**What is expected**: For the data below, work out how many lines contain the word "用树状分解图表表示的" and supply only that number.

**Records to use**:
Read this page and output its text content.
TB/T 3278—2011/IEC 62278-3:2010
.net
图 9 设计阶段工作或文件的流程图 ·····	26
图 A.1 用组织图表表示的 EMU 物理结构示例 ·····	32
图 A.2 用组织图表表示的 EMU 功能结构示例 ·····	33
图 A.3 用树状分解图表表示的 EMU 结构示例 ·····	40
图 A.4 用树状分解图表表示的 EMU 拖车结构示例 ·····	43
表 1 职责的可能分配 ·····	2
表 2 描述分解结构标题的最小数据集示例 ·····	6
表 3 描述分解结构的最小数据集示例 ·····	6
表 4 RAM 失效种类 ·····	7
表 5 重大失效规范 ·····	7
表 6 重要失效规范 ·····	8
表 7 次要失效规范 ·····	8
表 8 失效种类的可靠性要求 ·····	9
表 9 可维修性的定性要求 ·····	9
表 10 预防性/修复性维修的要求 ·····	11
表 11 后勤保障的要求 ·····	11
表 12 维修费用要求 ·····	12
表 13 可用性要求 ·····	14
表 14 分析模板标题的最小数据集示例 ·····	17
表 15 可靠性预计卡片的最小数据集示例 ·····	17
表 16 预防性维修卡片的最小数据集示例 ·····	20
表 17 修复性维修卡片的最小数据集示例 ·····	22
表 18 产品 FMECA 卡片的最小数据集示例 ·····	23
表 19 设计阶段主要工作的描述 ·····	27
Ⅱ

--

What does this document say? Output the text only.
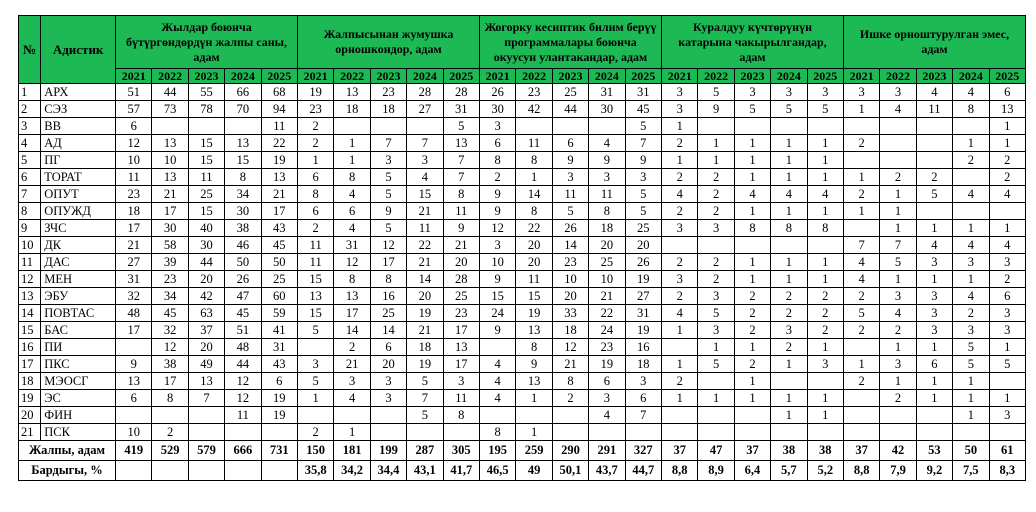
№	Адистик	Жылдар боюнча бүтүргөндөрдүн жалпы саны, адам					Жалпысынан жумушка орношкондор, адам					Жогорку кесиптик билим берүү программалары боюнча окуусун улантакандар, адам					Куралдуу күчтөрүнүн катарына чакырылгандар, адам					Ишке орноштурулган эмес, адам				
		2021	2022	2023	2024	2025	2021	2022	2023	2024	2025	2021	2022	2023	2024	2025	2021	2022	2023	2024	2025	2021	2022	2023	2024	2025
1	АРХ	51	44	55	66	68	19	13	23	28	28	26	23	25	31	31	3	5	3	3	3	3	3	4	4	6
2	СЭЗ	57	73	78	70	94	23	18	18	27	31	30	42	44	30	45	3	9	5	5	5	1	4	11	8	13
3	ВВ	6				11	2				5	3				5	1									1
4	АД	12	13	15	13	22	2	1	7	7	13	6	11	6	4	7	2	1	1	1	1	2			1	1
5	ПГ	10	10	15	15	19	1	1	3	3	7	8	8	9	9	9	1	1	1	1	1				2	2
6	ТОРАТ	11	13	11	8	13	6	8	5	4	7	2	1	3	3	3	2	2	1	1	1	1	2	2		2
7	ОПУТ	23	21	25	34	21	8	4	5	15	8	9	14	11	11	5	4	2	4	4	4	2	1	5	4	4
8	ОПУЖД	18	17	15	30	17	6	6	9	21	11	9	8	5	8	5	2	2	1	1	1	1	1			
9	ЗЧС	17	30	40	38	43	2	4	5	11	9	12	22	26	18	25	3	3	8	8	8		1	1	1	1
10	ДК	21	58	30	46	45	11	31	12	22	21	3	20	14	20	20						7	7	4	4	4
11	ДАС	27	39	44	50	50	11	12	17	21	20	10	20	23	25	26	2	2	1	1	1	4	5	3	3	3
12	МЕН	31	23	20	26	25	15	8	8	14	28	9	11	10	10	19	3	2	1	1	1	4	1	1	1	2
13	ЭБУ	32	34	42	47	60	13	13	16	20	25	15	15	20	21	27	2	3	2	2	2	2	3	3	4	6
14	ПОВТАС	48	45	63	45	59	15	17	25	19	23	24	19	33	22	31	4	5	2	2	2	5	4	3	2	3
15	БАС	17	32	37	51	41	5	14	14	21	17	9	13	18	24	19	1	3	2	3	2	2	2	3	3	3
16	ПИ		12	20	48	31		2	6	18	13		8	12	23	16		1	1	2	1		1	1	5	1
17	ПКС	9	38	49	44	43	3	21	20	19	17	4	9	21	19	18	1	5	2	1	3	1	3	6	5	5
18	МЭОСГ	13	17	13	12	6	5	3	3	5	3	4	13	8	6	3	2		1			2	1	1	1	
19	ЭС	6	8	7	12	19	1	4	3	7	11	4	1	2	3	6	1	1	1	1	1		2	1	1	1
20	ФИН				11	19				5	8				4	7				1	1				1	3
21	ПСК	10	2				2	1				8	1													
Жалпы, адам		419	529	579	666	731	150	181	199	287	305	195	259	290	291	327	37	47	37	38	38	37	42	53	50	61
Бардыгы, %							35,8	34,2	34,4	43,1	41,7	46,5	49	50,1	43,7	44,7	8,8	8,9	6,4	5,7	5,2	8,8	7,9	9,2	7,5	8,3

**Finished task**: 2